§ Do this:
Say how many lines in the data below contain the word "Taches", and give no other text.

───── Data for the task ─────

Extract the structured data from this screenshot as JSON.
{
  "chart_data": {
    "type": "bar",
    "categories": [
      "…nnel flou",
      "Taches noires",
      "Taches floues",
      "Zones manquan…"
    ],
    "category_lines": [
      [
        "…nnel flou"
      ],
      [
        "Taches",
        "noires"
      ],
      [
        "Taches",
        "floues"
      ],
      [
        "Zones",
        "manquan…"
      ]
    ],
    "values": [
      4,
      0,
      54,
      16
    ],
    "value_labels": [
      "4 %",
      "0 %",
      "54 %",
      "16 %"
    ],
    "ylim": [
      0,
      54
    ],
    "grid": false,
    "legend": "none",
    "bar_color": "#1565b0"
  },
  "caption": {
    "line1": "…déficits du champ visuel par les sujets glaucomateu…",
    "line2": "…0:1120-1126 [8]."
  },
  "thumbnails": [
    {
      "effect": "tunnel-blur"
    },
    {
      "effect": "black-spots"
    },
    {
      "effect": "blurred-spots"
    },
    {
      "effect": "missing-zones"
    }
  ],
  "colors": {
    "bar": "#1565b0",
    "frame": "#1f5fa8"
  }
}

─────

§ Exercise solution:
4